Saved data entries
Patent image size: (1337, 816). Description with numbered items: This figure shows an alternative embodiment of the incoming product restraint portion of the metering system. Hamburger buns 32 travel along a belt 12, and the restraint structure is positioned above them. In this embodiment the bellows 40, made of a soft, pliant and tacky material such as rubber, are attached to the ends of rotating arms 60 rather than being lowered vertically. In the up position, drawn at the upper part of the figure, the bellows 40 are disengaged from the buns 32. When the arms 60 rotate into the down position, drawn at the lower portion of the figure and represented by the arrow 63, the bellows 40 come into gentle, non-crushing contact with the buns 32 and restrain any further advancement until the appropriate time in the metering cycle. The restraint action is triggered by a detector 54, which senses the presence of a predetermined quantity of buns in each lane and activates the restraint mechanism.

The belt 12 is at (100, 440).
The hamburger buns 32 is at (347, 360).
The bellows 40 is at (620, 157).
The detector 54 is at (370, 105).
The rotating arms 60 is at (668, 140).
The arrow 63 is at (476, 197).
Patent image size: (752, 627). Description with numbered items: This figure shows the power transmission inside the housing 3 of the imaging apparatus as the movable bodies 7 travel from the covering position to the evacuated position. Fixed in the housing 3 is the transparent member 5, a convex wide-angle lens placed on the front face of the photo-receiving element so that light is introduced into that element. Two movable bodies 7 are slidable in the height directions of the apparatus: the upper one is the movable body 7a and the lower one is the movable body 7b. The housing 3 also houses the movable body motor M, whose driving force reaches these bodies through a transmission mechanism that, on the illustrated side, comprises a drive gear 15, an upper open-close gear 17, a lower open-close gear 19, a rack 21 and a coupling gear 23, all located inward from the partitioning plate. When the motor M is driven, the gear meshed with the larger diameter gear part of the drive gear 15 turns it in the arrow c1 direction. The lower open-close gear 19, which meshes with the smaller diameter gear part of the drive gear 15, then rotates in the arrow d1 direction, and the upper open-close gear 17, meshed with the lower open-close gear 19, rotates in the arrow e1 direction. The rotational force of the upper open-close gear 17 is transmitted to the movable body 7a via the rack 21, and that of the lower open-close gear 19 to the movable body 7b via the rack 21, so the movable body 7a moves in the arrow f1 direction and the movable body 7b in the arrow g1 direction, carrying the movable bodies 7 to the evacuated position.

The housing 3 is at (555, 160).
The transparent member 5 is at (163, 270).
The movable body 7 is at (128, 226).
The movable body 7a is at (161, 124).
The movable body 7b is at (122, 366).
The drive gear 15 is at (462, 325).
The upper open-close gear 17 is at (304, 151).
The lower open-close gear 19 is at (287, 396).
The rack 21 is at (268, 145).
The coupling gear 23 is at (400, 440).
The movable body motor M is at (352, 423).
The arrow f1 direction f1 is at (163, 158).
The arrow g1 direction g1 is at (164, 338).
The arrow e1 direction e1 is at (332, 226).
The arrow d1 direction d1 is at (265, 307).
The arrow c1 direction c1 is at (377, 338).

(Work to do) Arrange all of the material above as a JSON list of strings, with one string for each line and blank lines left out.

(Expected answer)
[
  "Patent image size: (1337, 816). Description with numbered items: This figure shows an alternative embodiment of the incoming product restraint portion of the metering system. Hamburger buns 32 travel along a belt 12, and the restraint structure is positioned above them. In this embodiment the bellows 40, made of a soft, pliant and tacky material such as rubber, are attached to the ends of rotating arms 60 rather than being lowered vertically. In the up position, drawn at the upper part of the figure, the bellows 40 are disengaged from the buns 32. When the arms 60 rotate into the down position, drawn at the lower portion of the figure and represented by the arrow 63, the bellows 40 come into gentle, non-crushing contact with the buns 32 and restrain any further advancement until the appropriate time in the metering cycle. The restraint action is triggered by a detector 54, which senses the presence of a predetermined quantity of buns in each lane and activates the restraint mechanism.",
  "The belt 12 is at (100, 440).",
  "The hamburger buns 32 is at (347, 360).",
  "The bellows 40 is at (620, 157).",
  "The detector 54 is at (370, 105).",
  "The rotating arms 60 is at (668, 140).",
  "The arrow 63 is at (476, 197).",
  "Patent image size: (752, 627). Description with numbered items: This figure shows the power transmission inside the housing 3 of the imaging apparatus as the movable bodies 7 travel from the covering position to the evacuated position. Fixed in the housing 3 is the transparent member 5, a convex wide-angle lens placed on the front face of the photo-receiving element so that light is introduced into that element. Two movable bodies 7 are slidable in the height directions of the apparatus: the upper one is the movable body 7a and the lower one is the movable body 7b. The housing 3 also houses the movable body motor M, whose driving force reaches these bodies through a transmission mechanism that, on the illustrated side, comprises a drive gear 15, an upper open-close gear 17, a lower open-close gear 19, a rack 21 and a coupling gear 23, all located inward from the partitioning plate. When the motor M is driven, the gear meshed with the larger diameter gear part of the drive gear 15 turns it in the arrow c1 direction. The lower open-close gear 19, which meshes with the smaller diameter gear part of the drive gear 15, then rotates in the arrow d1 direction, and the upper open-close gear 17, meshed with the lower open-close gear 19, rotates in the arrow e1 direction. The rotational force of the upper open-close gear 17 is transmitted to the movable body 7a via the rack 21, and that of the lower open-close gear 19 to the movable body 7b via the rack 21, so the movable body 7a moves in the arrow f1 direction and the movable body 7b in the arrow g1 direction, carrying the movable bodies 7 to the evacuated position.",
  "The housing 3 is at (555, 160).",
  "The transparent member 5 is at (163, 270).",
  "The movable body 7 is at (128, 226).",
  "The movable body 7a is at (161, 124).",
  "The movable body 7b is at (122, 366).",
  "The drive gear 15 is at (462, 325).",
  "The upper open-close gear 17 is at (304, 151).",
  "The lower open-close gear 19 is at (287, 396).",
  "The rack 21 is at (268, 145).",
  "The coupling gear 23 is at (400, 440).",
  "The movable body motor M is at (352, 423).",
  "The arrow f1 direction f1 is at (163, 158).",
  "The arrow g1 direction g1 is at (164, 338).",
  "The arrow e1 direction e1 is at (332, 226).",
  "The arrow d1 direction d1 is at (265, 307).",
  "The arrow c1 direction c1 is at (377, 338)."
]